[BEGIN Supplied material]

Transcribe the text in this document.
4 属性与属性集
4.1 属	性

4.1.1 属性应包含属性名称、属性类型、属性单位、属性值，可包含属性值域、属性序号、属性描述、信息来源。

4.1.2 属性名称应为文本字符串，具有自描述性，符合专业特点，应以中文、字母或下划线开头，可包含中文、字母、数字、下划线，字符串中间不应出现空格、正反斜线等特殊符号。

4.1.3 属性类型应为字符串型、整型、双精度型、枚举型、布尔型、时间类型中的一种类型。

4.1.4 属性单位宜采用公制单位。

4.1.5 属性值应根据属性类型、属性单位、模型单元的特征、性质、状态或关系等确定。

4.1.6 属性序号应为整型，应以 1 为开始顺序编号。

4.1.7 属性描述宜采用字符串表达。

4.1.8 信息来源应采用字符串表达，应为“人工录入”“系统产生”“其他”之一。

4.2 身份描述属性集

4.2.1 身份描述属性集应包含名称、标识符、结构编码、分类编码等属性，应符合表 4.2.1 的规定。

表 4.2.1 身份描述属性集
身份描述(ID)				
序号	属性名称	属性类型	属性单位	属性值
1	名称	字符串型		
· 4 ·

[END Supplied material]

> _The task_
Give an exact repetition of all the material.

> _Output_
Transcribe the text in this document.
4 属性与属性集
4.1 属	性

4.1.1 属性应包含属性名称、属性类型、属性单位、属性值，可包含属性值域、属性序号、属性描述、信息来源。

4.1.2 属性名称应为文本字符串，具有自描述性，符合专业特点，应以中文、字母或下划线开头，可包含中文、字母、数字、下划线，字符串中间不应出现空格、正反斜线等特殊符号。

4.1.3 属性类型应为字符串型、整型、双精度型、枚举型、布尔型、时间类型中的一种类型。

4.1.4 属性单位宜采用公制单位。

4.1.5 属性值应根据属性类型、属性单位、模型单元的特征、性质、状态或关系等确定。

4.1.6 属性序号应为整型，应以 1 为开始顺序编号。

4.1.7 属性描述宜采用字符串表达。

4.1.8 信息来源应采用字符串表达，应为“人工录入”“系统产生”“其他”之一。

4.2 身份描述属性集

4.2.1 身份描述属性集应包含名称、标识符、结构编码、分类编码等属性，应符合表 4.2.1 的规定。

表 4.2.1 身份描述属性集
身份描述(ID)				
序号	属性名称	属性类型	属性单位	属性值
1	名称	字符串型		
· 4 ·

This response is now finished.